Prompt:
Copy the whole listing below without changing a single character, but leave out the picture.

::::

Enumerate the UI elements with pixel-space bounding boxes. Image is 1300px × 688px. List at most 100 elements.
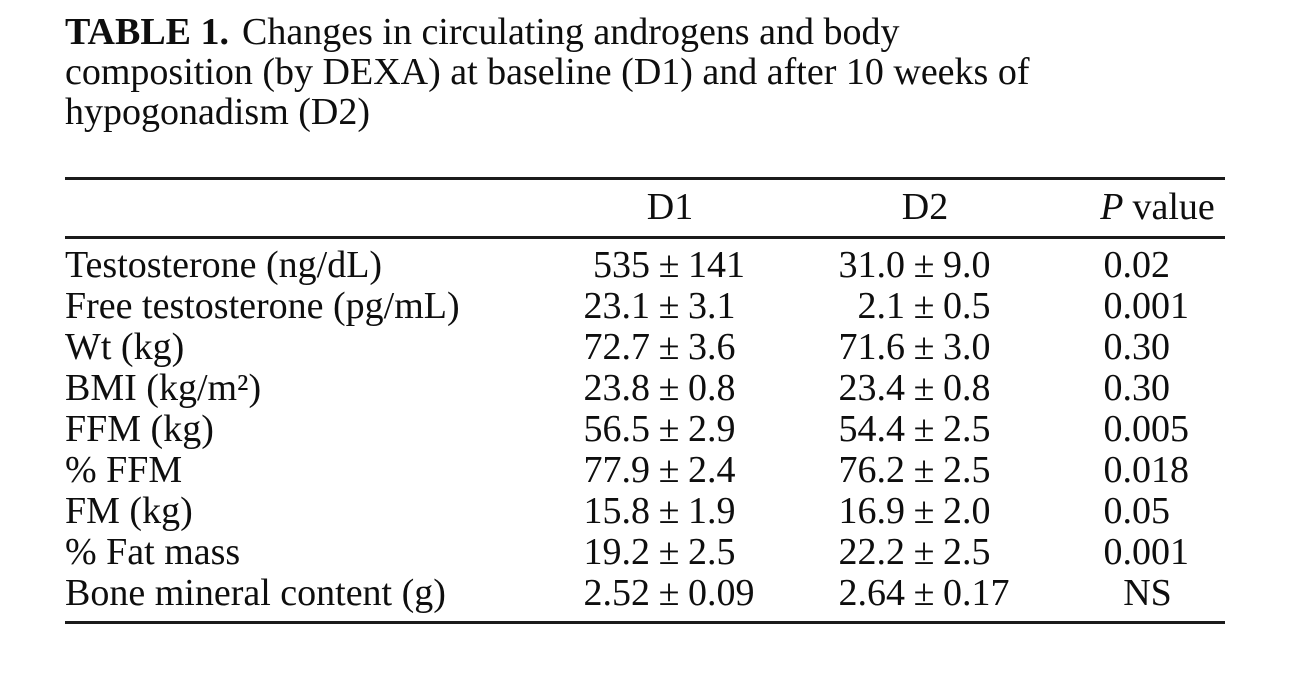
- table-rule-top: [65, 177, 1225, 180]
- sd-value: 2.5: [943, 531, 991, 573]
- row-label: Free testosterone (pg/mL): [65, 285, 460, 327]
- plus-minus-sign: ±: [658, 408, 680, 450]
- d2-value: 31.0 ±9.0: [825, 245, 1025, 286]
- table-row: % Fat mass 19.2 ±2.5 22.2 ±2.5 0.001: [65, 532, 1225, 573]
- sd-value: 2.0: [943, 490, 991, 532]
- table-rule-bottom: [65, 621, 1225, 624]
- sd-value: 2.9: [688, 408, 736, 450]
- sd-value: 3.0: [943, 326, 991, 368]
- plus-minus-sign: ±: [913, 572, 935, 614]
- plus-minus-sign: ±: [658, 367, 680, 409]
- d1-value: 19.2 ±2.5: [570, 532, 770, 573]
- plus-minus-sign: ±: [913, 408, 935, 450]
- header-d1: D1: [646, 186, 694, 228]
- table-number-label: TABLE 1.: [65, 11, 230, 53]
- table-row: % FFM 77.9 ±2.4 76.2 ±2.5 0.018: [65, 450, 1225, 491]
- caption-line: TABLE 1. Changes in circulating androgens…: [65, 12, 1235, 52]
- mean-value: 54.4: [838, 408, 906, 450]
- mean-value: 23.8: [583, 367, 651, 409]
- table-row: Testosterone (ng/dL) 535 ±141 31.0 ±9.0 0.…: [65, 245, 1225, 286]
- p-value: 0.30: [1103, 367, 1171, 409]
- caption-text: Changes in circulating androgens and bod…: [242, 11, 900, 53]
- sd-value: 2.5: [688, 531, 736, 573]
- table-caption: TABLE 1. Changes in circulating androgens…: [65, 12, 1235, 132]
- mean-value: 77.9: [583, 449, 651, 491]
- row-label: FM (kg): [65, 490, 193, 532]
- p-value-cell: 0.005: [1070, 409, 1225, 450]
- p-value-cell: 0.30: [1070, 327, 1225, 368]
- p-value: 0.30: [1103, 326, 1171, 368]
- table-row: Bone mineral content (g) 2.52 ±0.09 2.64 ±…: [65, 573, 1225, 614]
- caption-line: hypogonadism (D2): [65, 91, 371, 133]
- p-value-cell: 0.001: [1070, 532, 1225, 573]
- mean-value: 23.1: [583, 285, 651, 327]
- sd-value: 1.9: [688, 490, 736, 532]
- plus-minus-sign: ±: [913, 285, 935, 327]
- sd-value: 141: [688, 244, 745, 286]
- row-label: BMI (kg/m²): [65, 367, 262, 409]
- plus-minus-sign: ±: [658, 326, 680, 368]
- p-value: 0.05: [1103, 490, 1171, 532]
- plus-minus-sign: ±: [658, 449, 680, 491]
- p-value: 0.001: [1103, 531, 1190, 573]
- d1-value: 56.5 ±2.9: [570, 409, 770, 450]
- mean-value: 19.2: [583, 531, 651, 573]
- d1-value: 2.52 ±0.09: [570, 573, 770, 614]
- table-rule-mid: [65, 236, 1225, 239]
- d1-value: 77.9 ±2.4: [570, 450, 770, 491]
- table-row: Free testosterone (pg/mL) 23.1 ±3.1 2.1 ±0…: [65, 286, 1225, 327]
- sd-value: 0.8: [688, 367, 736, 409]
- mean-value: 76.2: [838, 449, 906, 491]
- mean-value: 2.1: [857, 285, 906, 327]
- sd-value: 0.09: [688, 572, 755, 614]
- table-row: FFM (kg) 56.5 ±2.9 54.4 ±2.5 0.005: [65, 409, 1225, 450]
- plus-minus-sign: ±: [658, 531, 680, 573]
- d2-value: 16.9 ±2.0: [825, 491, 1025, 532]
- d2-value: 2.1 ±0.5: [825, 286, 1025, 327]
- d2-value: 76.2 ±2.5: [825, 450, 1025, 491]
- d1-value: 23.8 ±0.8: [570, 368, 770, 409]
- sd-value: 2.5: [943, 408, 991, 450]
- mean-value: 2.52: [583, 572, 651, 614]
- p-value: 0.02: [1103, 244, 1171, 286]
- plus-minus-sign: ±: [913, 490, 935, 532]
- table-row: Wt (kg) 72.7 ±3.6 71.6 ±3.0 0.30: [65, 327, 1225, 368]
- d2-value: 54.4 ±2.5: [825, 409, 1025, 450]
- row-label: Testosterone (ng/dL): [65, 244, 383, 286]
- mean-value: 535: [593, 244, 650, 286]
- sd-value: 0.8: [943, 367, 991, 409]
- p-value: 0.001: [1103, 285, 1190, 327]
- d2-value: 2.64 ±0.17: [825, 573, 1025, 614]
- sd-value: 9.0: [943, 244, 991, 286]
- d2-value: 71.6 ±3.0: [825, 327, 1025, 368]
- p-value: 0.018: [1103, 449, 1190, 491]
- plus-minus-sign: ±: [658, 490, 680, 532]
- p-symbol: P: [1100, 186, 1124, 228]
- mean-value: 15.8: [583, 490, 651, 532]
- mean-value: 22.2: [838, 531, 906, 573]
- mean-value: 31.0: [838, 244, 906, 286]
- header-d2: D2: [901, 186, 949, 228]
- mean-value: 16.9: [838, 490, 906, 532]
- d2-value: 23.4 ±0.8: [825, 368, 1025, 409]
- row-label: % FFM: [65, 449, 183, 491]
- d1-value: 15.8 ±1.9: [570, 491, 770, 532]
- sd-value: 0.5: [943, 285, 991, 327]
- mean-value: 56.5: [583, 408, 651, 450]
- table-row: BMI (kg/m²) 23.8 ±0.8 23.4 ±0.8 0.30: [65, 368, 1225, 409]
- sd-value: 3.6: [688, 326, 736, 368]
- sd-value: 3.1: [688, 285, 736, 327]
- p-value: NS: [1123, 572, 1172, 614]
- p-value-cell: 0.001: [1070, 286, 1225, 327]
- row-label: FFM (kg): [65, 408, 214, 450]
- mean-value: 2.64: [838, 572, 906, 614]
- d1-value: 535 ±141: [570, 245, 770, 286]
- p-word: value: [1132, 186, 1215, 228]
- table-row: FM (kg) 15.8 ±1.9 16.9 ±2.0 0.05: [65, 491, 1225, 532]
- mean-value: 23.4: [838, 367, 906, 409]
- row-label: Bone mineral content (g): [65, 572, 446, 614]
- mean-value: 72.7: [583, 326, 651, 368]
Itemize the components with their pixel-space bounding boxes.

::::

Solution:
Enumerate the UI elements with pixel-space bounding boxes. Image is 1300px × 688px. List at most 100 elements.
- table-rule-top: [65, 177, 1225, 180]
- sd-value: 2.5: [943, 531, 991, 573]
- row-label: Free testosterone (pg/mL): [65, 285, 460, 327]
- plus-minus-sign: ±: [658, 408, 680, 450]
- d2-value: 31.0 ±9.0: [825, 245, 1025, 286]
- table-row: % Fat mass 19.2 ±2.5 22.2 ±2.5 0.001: [65, 532, 1225, 573]
- sd-value: 2.0: [943, 490, 991, 532]
- table-rule-bottom: [65, 621, 1225, 624]
- sd-value: 2.9: [688, 408, 736, 450]
- sd-value: 3.0: [943, 326, 991, 368]
- plus-minus-sign: ±: [913, 572, 935, 614]
- plus-minus-sign: ±: [658, 367, 680, 409]
- d1-value: 19.2 ±2.5: [570, 532, 770, 573]
- plus-minus-sign: ±: [913, 408, 935, 450]
- header-d1: D1: [646, 186, 694, 228]
- table-number-label: TABLE 1.: [65, 11, 230, 53]
- table-row: % FFM 77.9 ±2.4 76.2 ±2.5 0.018: [65, 450, 1225, 491]
- caption-line: TABLE 1. Changes in circulating androgens…: [65, 12, 1235, 52]
- mean-value: 54.4: [838, 408, 906, 450]
- mean-value: 23.8: [583, 367, 651, 409]
- table-row: Testosterone (ng/dL) 535 ±141 31.0 ±9.0 0.…: [65, 245, 1225, 286]
- p-value: 0.30: [1103, 367, 1171, 409]
- caption-text: Changes in circulating androgens and bod…: [242, 11, 900, 53]
- sd-value: 2.5: [688, 531, 736, 573]
- table-caption: TABLE 1. Changes in circulating androgens…: [65, 12, 1235, 132]
- mean-value: 77.9: [583, 449, 651, 491]
- row-label: FM (kg): [65, 490, 193, 532]
- p-value-cell: 0.005: [1070, 409, 1225, 450]
- p-value-cell: 0.30: [1070, 327, 1225, 368]
- p-value: 0.30: [1103, 326, 1171, 368]
- table-row: Bone mineral content (g) 2.52 ±0.09 2.64 ±…: [65, 573, 1225, 614]
- caption-line: hypogonadism (D2): [65, 91, 371, 133]
- p-value-cell: 0.001: [1070, 532, 1225, 573]
- mean-value: 23.1: [583, 285, 651, 327]
- sd-value: 1.9: [688, 490, 736, 532]
- plus-minus-sign: ±: [913, 285, 935, 327]
- sd-value: 141: [688, 244, 745, 286]
- row-label: BMI (kg/m²): [65, 367, 262, 409]
- plus-minus-sign: ±: [658, 326, 680, 368]
- p-value: 0.05: [1103, 490, 1171, 532]
- plus-minus-sign: ±: [658, 449, 680, 491]
- p-value: 0.001: [1103, 531, 1190, 573]
- d1-value: 56.5 ±2.9: [570, 409, 770, 450]
- mean-value: 19.2: [583, 531, 651, 573]
- d1-value: 2.52 ±0.09: [570, 573, 770, 614]
- table-rule-mid: [65, 236, 1225, 239]
- d1-value: 77.9 ±2.4: [570, 450, 770, 491]
- table-row: Free testosterone (pg/mL) 23.1 ±3.1 2.1 ±0…: [65, 286, 1225, 327]
- sd-value: 0.8: [688, 367, 736, 409]
- mean-value: 76.2: [838, 449, 906, 491]
- mean-value: 2.1: [857, 285, 906, 327]
- sd-value: 0.09: [688, 572, 755, 614]
- table-row: FFM (kg) 56.5 ±2.9 54.4 ±2.5 0.005: [65, 409, 1225, 450]
- plus-minus-sign: ±: [658, 531, 680, 573]
- d2-value: 16.9 ±2.0: [825, 491, 1025, 532]
- d2-value: 2.1 ±0.5: [825, 286, 1025, 327]
- d2-value: 76.2 ±2.5: [825, 450, 1025, 491]
- d1-value: 23.8 ±0.8: [570, 368, 770, 409]
- sd-value: 2.5: [943, 408, 991, 450]
- mean-value: 2.52: [583, 572, 651, 614]
- p-value: 0.02: [1103, 244, 1171, 286]
- plus-minus-sign: ±: [913, 490, 935, 532]
- table-row: Wt (kg) 72.7 ±3.6 71.6 ±3.0 0.30: [65, 327, 1225, 368]
- d2-value: 54.4 ±2.5: [825, 409, 1025, 450]
- row-label: Testosterone (ng/dL): [65, 244, 383, 286]
- mean-value: 535: [593, 244, 650, 286]
- sd-value: 0.8: [943, 367, 991, 409]
- p-value: 0.001: [1103, 285, 1190, 327]
- d2-value: 2.64 ±0.17: [825, 573, 1025, 614]
- sd-value: 9.0: [943, 244, 991, 286]
- d2-value: 71.6 ±3.0: [825, 327, 1025, 368]
- p-value: 0.018: [1103, 449, 1190, 491]
- plus-minus-sign: ±: [658, 490, 680, 532]
- p-symbol: P: [1100, 186, 1124, 228]
- mean-value: 15.8: [583, 490, 651, 532]
- mean-value: 22.2: [838, 531, 906, 573]
- mean-value: 31.0: [838, 244, 906, 286]
- header-d2: D2: [901, 186, 949, 228]
- mean-value: 16.9: [838, 490, 906, 532]
- d2-value: 23.4 ±0.8: [825, 368, 1025, 409]
- row-label: % FFM: [65, 449, 183, 491]
- d1-value: 15.8 ±1.9: [570, 491, 770, 532]
- sd-value: 0.5: [943, 285, 991, 327]
- mean-value: 56.5: [583, 408, 651, 450]
- table-row: BMI (kg/m²) 23.8 ±0.8 23.4 ±0.8 0.30: [65, 368, 1225, 409]
- sd-value: 3.6: [688, 326, 736, 368]
- sd-value: 3.1: [688, 285, 736, 327]
- p-value: NS: [1123, 572, 1172, 614]
- p-value-cell: 0.001: [1070, 286, 1225, 327]
- row-label: FFM (kg): [65, 408, 214, 450]
- mean-value: 2.64: [838, 572, 906, 614]
- d1-value: 535 ±141: [570, 245, 770, 286]
- p-word: value: [1132, 186, 1215, 228]
- table-row: FM (kg) 15.8 ±1.9 16.9 ±2.0 0.05: [65, 491, 1225, 532]
- mean-value: 23.4: [838, 367, 906, 409]
- row-label: Bone mineral content (g): [65, 572, 446, 614]
- mean-value: 72.7: [583, 326, 651, 368]
Itemize the components with their pixel-space bounding boxes.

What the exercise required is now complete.